■ **Exercise directions**: Reproduce the listing below without changes, except that pictures are left out.

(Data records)

>>

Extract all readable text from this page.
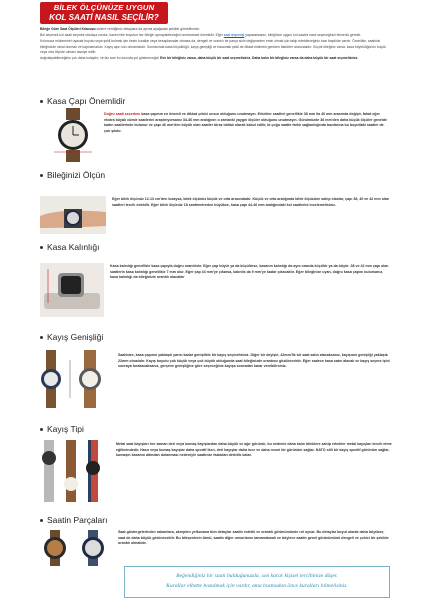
BİLEK ÖLÇÜNÜZE UYGUN
KOL SAATİ NASIL SEÇİLİR?

Bileğe Göre Saat Ölçüleri Kılavuzu sizlere verdiğimiz detaylara da ayrıca aşağıdaki şekilde görebilirsiniz.

Bol seçenek kol saati seçmek oldukça zordur, bazen bile boyutun her bileğe uymayabileceğini unutmamak önemlidir. Eğer saat alışverişi yapacaksanız, bileğinize uygun kol saatini nasıl seçeceğinizi bilmeniz gerekir.

Kolunuza mükemmel uyacak boyutu veya şekli bulmak için kesin kurallar veya hesaplamalar olmasa da, dengeli ve orantılı bir parça sizin değişmeden emin olmak için takip edebileceğiniz bazı başlıklar vardır. Öncelikle, saatinizi bileğinizde rahat durmalı ve kaymamalıdır. Kayış aşırı sıkı olmamalıdır. Sonrasında kasa büyüklüğü, kayış genişliği ve basamak şekli de dikkat edilmesi gereken faktörler arasındadır: Küçük bileğiniz varsa, kasa büyüklüğünün küçük veya orta ölçüde olması tavsiye edilir.

doğrulayabileceğiniz çok daha kolaydır; ve biz size bu konuda yol göstereceğiz! Eve bir bileğiniz varsa, daha küçük bir saat seçmelisiniz. Daha kalın bir bileğiniz varsa da daha büyük bir saat seçmelisiniz.

Kasa Çapı Önemlidir
Doğru saati seçerken kasa çapının en önemli ve dikkat çekici unsur olduğunu unutmayın. Erkekler saatleri genellikle 38 mm ila 46 mm arasında değişir, fakat eğer ekstra büyük cümle saatlerini araştırıyorsanız 34-36 mm aralığının o zamanki yaygın ölçüler olduğunu unutmayın. Günümüzde 38 mm'den daha küçük ölçüler genelde kadın saatlerinde bulunur ve çapı 46 mm'den büyük olan saatler biraz iddialı olarak kabul edilir, bi çoğu saatte farklı sağlamlığında bazılarına bu boyuttaki saatler de çok şıkıtır.
Bileğinizi Ölçün
Eğer bilek ölçünüz 12-13 cm'den kısaysa, bilek ölçünüz küçük ve orta arasındadır. Küçük ve orta aralığında bilek ölçüsüne sahip olanlar, çapı 38, 40 ve 42 mm olan saatleri tercih edebilir. Eğer bilek ölçünüz 18 santimetreden büyükse, kasa çapı 44-46 mm aralığındaki kol saatlerini incelemelisiniz.
Kasa Kalınlığı
Kasa kalınlığı genellikle kasa çapıyla doğru orantılıdır. Eğer çap büyür ya da küçülürse, kasanın kalınlığı da aynı oranda küçülür ya da büyür. 38 ve 42 mm çapı olan saatlerin kasa kalınlığı genellikle 7 mm olur. Eğer çap 44 mm'ye çıkarsa, kalınlık da 9 mm'ye kadar çıkacaktır. Eğer bileğinize uyan, doğru kasa çapını bulursanız, kasa kalınlığı da bileğinizle orantılı olacaktır
Kayış Genişliği
Saatinize, kasa çapının yaklaşık yarısı kadar genişlikte bir kayış seçmelisiniz. Diğer bir deyişle, 42mm'lik bir saat satın alacaksanız, kayışının genişliği yaklaşık 22mm olmalıdır. Kayış boyutu çok küçük veya çok büyük olduğunda saat bileğinizde orantısız gözükecektir. Eğer sadece kasa satın alacak ve kayış seçme işini sonraya bırakacaksanız, gerçeve genişliğine göre seçeceğiniz kayışa sonradan karar verebilirsiniz.
Kayış Tipi
Metal saat kayışları her zaman deri veya kumaş kayışlardan daha büyük ve ağır görünür, bu nedenle daha kalın bileklere sahip erkekler metal kayışları tercih etme eğilimindedir. Hasır veya kumaş kayışlar daha sportif iken, deri kayışlar daha ince ve daha resmi bir görünüm sağlar. NATO stili bir kayış sportif görünüm sağlar, kumaşın kasanın altından dolanması nedeniyle saatinize fazladan derinlik katar.
Saatin Parçaları
Saat göstergelerinden rakamlara, akrepten yelkovana tüm detaylar saatin estetik ve orantılı görünümünde rol oynar. Bu detaylar boyut olarak daha büyükse, saat de daha büyük görünecektir. Bu bileşenlerin tümü, saatin diğer unsurlarını tamamlamalı ve böylece saatin genel görünümünü dengeli ve çekici bir şekilde orantılı olmalıdır.
Beğendiğiniz bir saati bulduğunuzda, son karar kişisel tercihinize düşer.
Kurallar elbette bozulmak için vardır, ama bozmadan önce kuralları bilmelisiniz.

<<

■ **Exercise answer**:
Extract all readable text from this page.
BİLEK ÖLÇÜNÜZE UYGUN
KOL SAATİ NASIL SEÇİLİR?

Bileğe Göre Saat Ölçüleri Kılavuzu sizlere verdiğimiz detaylara da ayrıca aşağıdaki şekilde görebilirsiniz.

Bol seçenek kol saati seçmek oldukça zordur, bazen bile boyutun her bileğe uymayabileceğini unutmamak önemlidir. Eğer saat alışverişi yapacaksanız, bileğinize uygun kol saatini nasıl seçeceğinizi bilmeniz gerekir.

Kolunuza mükemmel uyacak boyutu veya şekli bulmak için kesin kurallar veya hesaplamalar olmasa da, dengeli ve orantılı bir parça sizin değişmeden emin olmak için takip edebileceğiniz bazı başlıklar vardır. Öncelikle, saatinizi bileğinizde rahat durmalı ve kaymamalıdır. Kayış aşırı sıkı olmamalıdır. Sonrasında kasa büyüklüğü, kayış genişliği ve basamak şekli de dikkat edilmesi gereken faktörler arasındadır: Küçük bileğiniz varsa, kasa büyüklüğünün küçük veya orta ölçüde olması tavsiye edilir.

doğrulayabileceğiniz çok daha kolaydır; ve biz size bu konuda yol göstereceğiz! Eve bir bileğiniz varsa, daha küçük bir saat seçmelisiniz. Daha kalın bir bileğiniz varsa da daha büyük bir saat seçmelisiniz.

Kasa Çapı Önemlidir
Doğru saati seçerken kasa çapının en önemli ve dikkat çekici unsur olduğunu unutmayın. Erkekler saatleri genellikle 38 mm ila 46 mm arasında değişir, fakat eğer ekstra büyük cümle saatlerini araştırıyorsanız 34-36 mm aralığının o zamanki yaygın ölçüler olduğunu unutmayın. Günümüzde 38 mm'den daha küçük ölçüler genelde kadın saatlerinde bulunur ve çapı 46 mm'den büyük olan saatler biraz iddialı olarak kabul edilir, bi çoğu saatte farklı sağlamlığında bazılarına bu boyuttaki saatler de çok şıkıtır.
Bileğinizi Ölçün
Eğer bilek ölçünüz 12-13 cm'den kısaysa, bilek ölçünüz küçük ve orta arasındadır. Küçük ve orta aralığında bilek ölçüsüne sahip olanlar, çapı 38, 40 ve 42 mm olan saatleri tercih edebilir. Eğer bilek ölçünüz 18 santimetreden büyükse, kasa çapı 44-46 mm aralığındaki kol saatlerini incelemelisiniz.
Kasa Kalınlığı
Kasa kalınlığı genellikle kasa çapıyla doğru orantılıdır. Eğer çap büyür ya da küçülürse, kasanın kalınlığı da aynı oranda küçülür ya da büyür. 38 ve 42 mm çapı olan saatlerin kasa kalınlığı genellikle 7 mm olur. Eğer çap 44 mm'ye çıkarsa, kalınlık da 9 mm'ye kadar çıkacaktır. Eğer bileğinize uyan, doğru kasa çapını bulursanız, kasa kalınlığı da bileğinizle orantılı olacaktır
Kayış Genişliği
Saatinize, kasa çapının yaklaşık yarısı kadar genişlikte bir kayış seçmelisiniz. Diğer bir deyişle, 42mm'lik bir saat satın alacaksanız, kayışının genişliği yaklaşık 22mm olmalıdır. Kayış boyutu çok küçük veya çok büyük olduğunda saat bileğinizde orantısız gözükecektir. Eğer sadece kasa satın alacak ve kayış seçme işini sonraya bırakacaksanız, gerçeve genişliğine göre seçeceğiniz kayışa sonradan karar verebilirsiniz.
Kayış Tipi
Metal saat kayışları her zaman deri veya kumaş kayışlardan daha büyük ve ağır görünür, bu nedenle daha kalın bileklere sahip erkekler metal kayışları tercih etme eğilimindedir. Hasır veya kumaş kayışlar daha sportif iken, deri kayışlar daha ince ve daha resmi bir görünüm sağlar. NATO stili bir kayış sportif görünüm sağlar, kumaşın kasanın altından dolanması nedeniyle saatinize fazladan derinlik katar.
Saatin Parçaları
Saat göstergelerinden rakamlara, akrepten yelkovana tüm detaylar saatin estetik ve orantılı görünümünde rol oynar. Bu detaylar boyut olarak daha büyükse, saat de daha büyük görünecektir. Bu bileşenlerin tümü, saatin diğer unsurlarını tamamlamalı ve böylece saatin genel görünümünü dengeli ve çekici bir şekilde orantılı olmalıdır.
Beğendiğiniz bir saati bulduğunuzda, son karar kişisel tercihinize düşer.
Kurallar elbette bozulmak için vardır, ama bozmadan önce kuralları bilmelisiniz.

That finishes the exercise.